→ **To do**
The required output is a single number: how many lines of the material contain the string "column".

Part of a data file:
* * * * * * * * *
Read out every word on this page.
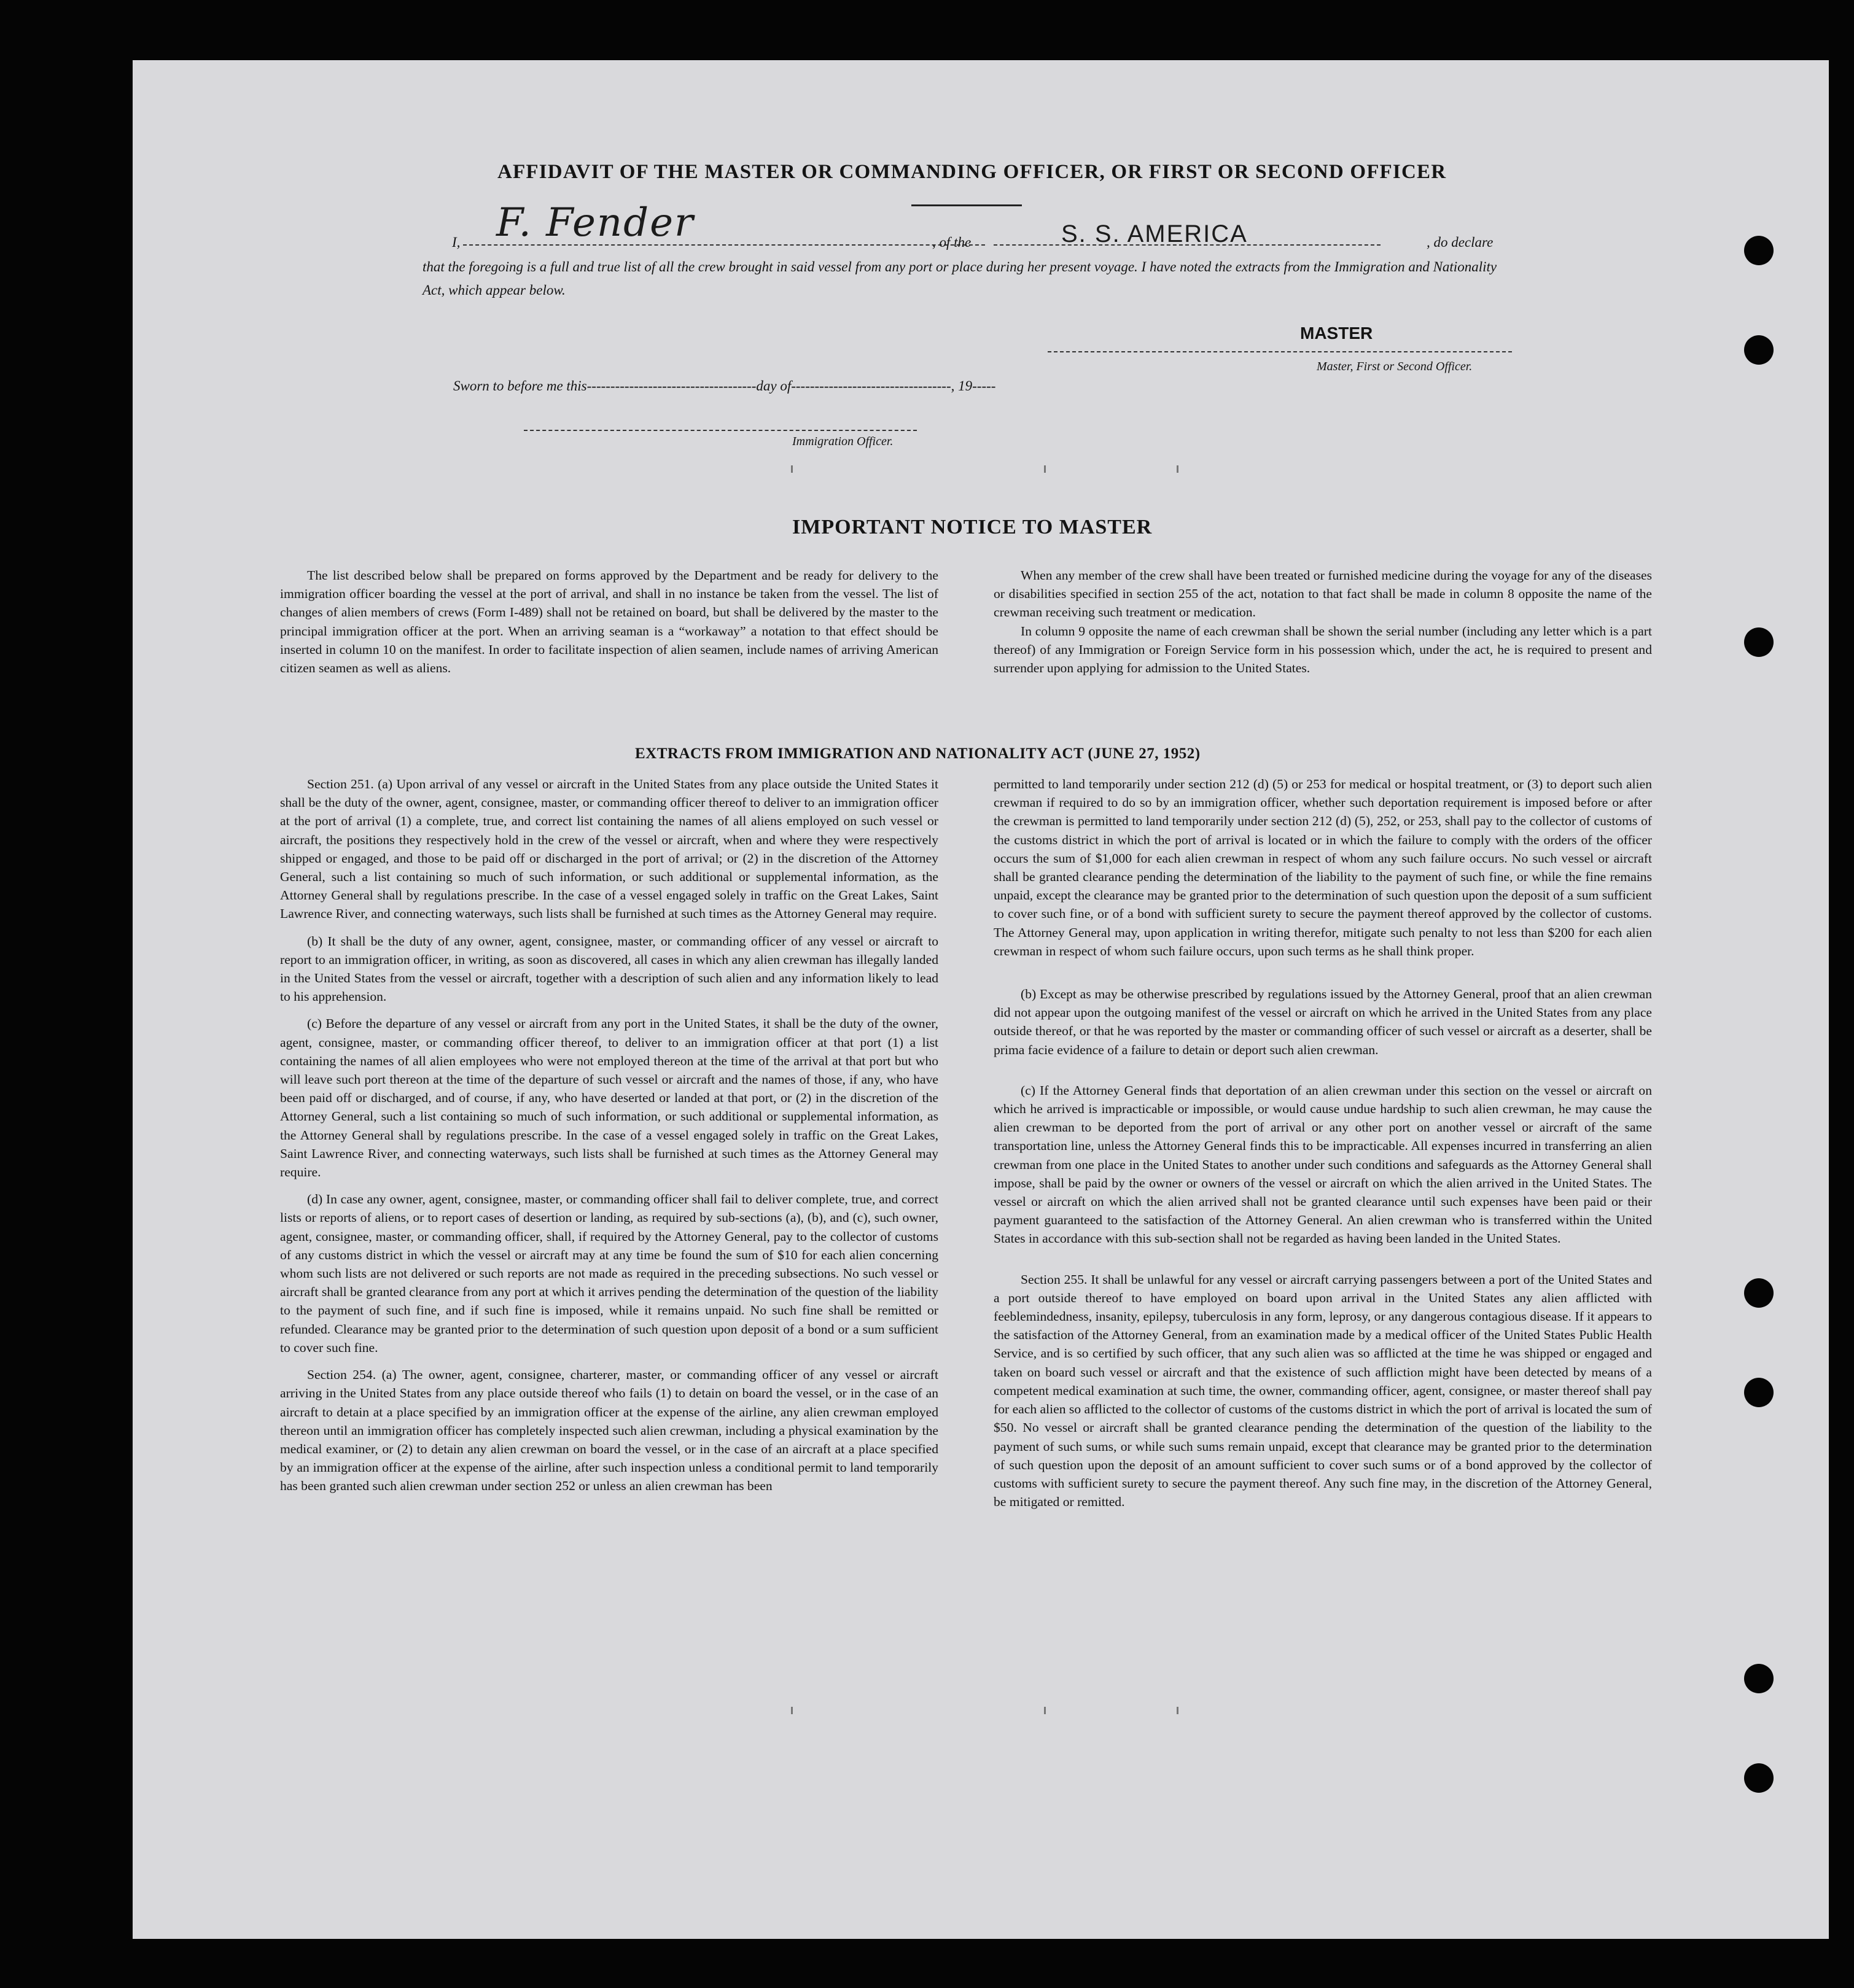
AFFIDAVIT OF THE MASTER OR COMMANDING OFFICER, OR FIRST OR SECOND OFFICER
I, F. Fender	, of the	S. S. AMERICA	, do declare
that the foregoing is a full and true list of all the crew brought in said vessel from any port or place during her present voyage. I have noted the extracts from the Immigration and Nationality Act, which appear below.
MASTER
Master, First or Second Officer.
Sworn to before me this------------------------------------day of----------------------------------, 19-----
Immigration Officer.
IMPORTANT NOTICE TO MASTER

The list described below shall be prepared on forms approved by the Department and be ready for delivery to the immigration officer boarding the vessel at the port of arrival, and shall in no instance be taken from the vessel. The list of changes of alien members of crews (Form I-489) shall not be retained on board, but shall be delivered by the master to the principal immigration officer at the port. When an arriving seaman is a “workaway” a notation to that effect should be inserted in column 10 on the manifest. In order to facilitate inspection of alien seamen, include names of arriving American citizen seamen as well as aliens.

When any member of the crew shall have been treated or furnished medicine during the voyage for any of the diseases or disabilities specified in section 255 of the act, notation to that fact shall be made in column 8 opposite the name of the crewman receiving such treatment or medication.

In column 9 opposite the name of each crewman shall be shown the serial number (including any letter which is a part thereof) of any Immigration or Foreign Service form in his possession which, under the act, he is required to present and surrender upon applying for admission to the United States.

EXTRACTS FROM IMMIGRATION AND NATIONALITY ACT (JUNE 27, 1952)

Section 251. (a) Upon arrival of any vessel or aircraft in the United States from any place outside the United States it shall be the duty of the owner, agent, consignee, master, or commanding officer thereof to deliver to an immigration officer at the port of arrival (1) a complete, true, and correct list containing the names of all aliens employed on such vessel or aircraft, the positions they respectively hold in the crew of the vessel or aircraft, when and where they were respectively shipped or engaged, and those to be paid off or discharged in the port of arrival; or (2) in the discretion of the Attorney General, such a list containing so much of such information, or such additional or supplemental information, as the Attorney General shall by regulations prescribe. In the case of a vessel engaged solely in traffic on the Great Lakes, Saint Lawrence River, and connecting waterways, such lists shall be furnished at such times as the Attorney General may require.

(b) It shall be the duty of any owner, agent, consignee, master, or commanding officer of any vessel or aircraft to report to an immigration officer, in writing, as soon as discovered, all cases in which any alien crewman has illegally landed in the United States from the vessel or aircraft, together with a description of such alien and any information likely to lead to his apprehension.

(c) Before the departure of any vessel or aircraft from any port in the United States, it shall be the duty of the owner, agent, consignee, master, or commanding officer thereof, to deliver to an immigration officer at that port (1) a list containing the names of all alien employees who were not employed thereon at the time of the arrival at that port but who will leave such port thereon at the time of the departure of such vessel or aircraft and the names of those, if any, who have been paid off or discharged, and of course, if any, who have deserted or landed at that port, or (2) in the discretion of the Attorney General, such a list containing so much of such information, or such additional or supplemental information, as the Attorney General shall by regulations prescribe. In the case of a vessel engaged solely in traffic on the Great Lakes, Saint Lawrence River, and connecting waterways, such lists shall be furnished at such times as the Attorney General may require.

(d) In case any owner, agent, consignee, master, or commanding officer shall fail to deliver complete, true, and correct lists or reports of aliens, or to report cases of desertion or landing, as required by sub-sections (a), (b), and (c), such owner, agent, consignee, master, or commanding officer, shall, if required by the Attorney General, pay to the collector of customs of any customs district in which the vessel or aircraft may at any time be found the sum of $10 for each alien concerning whom such lists are not delivered or such reports are not made as required in the preceding subsections. No such vessel or aircraft shall be granted clearance from any port at which it arrives pending the determination of the question of the liability to the payment of such fine, and if such fine is imposed, while it remains unpaid. No such fine shall be remitted or refunded. Clearance may be granted prior to the determination of such question upon deposit of a bond or a sum sufficient to cover such fine.

Section 254. (a) The owner, agent, consignee, charterer, master, or commanding officer of any vessel or aircraft arriving in the United States from any place outside thereof who fails (1) to detain on board the vessel, or in the case of an aircraft to detain at a place specified by an immigration officer at the expense of the airline, any alien crewman employed thereon until an immigration officer has completely inspected such alien crewman, including a physical examination by the medical examiner, or (2) to detain any alien crewman on board the vessel, or in the case of an aircraft at a place specified by an immigration officer at the expense of the airline, after such inspection unless a conditional permit to land temporarily has been granted such alien crewman under section 252 or unless an alien crewman has been

permitted to land temporarily under section 212 (d) (5) or 253 for medical or hospital treatment, or (3) to deport such alien crewman if required to do so by an immigration officer, whether such deportation requirement is imposed before or after the crewman is permitted to land temporarily under section 212 (d) (5), 252, or 253, shall pay to the collector of customs of the customs district in which the port of arrival is located or in which the failure to comply with the orders of the officer occurs the sum of $1,000 for each alien crewman in respect of whom any such failure occurs. No such vessel or aircraft shall be granted clearance pending the determination of the liability to the payment of such fine, or while the fine remains unpaid, except the clearance may be granted prior to the determination of such question upon the deposit of a sum sufficient to cover such fine, or of a bond with sufficient surety to secure the payment thereof approved by the collector of customs. The Attorney General may, upon application in writing therefor, mitigate such penalty to not less than $200 for each alien crewman in respect of whom such failure occurs, upon such terms as he shall think proper.

(b) Except as may be otherwise prescribed by regulations issued by the Attorney General, proof that an alien crewman did not appear upon the outgoing manifest of the vessel or aircraft on which he arrived in the United States from any place outside thereof, or that he was reported by the master or commanding officer of such vessel or aircraft as a deserter, shall be prima facie evidence of a failure to detain or deport such alien crewman.

(c) If the Attorney General finds that deportation of an alien crewman under this section on the vessel or aircraft on which he arrived is impracticable or impossible, or would cause undue hardship to such alien crewman, he may cause the alien crewman to be deported from the port of arrival or any other port on another vessel or aircraft of the same transportation line, unless the Attorney General finds this to be impracticable. All expenses incurred in transferring an alien crewman from one place in the United States to another under such conditions and safeguards as the Attorney General shall impose, shall be paid by the owner or owners of the vessel or aircraft on which the alien arrived in the United States. The vessel or aircraft on which the alien arrived shall not be granted clearance until such expenses have been paid or their payment guaranteed to the satisfaction of the Attorney General. An alien crewman who is transferred within the United States in accordance with this sub-section shall not be regarded as having been landed in the United States.

Section 255. It shall be unlawful for any vessel or aircraft carrying passengers between a port of the United States and a port outside thereof to have employed on board upon arrival in the United States any alien afflicted with feeblemindedness, insanity, epilepsy, tuberculosis in any form, leprosy, or any dangerous contagious disease. If it appears to the satisfaction of the Attorney General, from an examination made by a medical officer of the United States Public Health Service, and is so certified by such officer, that any such alien was so afflicted at the time he was shipped or engaged and taken on board such vessel or aircraft and that the existence of such affliction might have been detected by means of a competent medical examination at such time, the owner, commanding officer, agent, consignee, or master thereof shall pay for each alien so afflicted to the collector of customs of the customs district in which the port of arrival is located the sum of $50. No vessel or aircraft shall be granted clearance pending the determination of the question of the liability to the payment of such sums, or while such sums remain unpaid, except that clearance may be granted prior to the determination of such question upon the deposit of an amount sufficient to cover such sums or of a bond approved by the collector of customs with sufficient surety to secure the payment thereof. Any such fine may, in the discretion of the Attorney General, be mitigated or remitted.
* * * * * * * * *
→ **Full answer**
3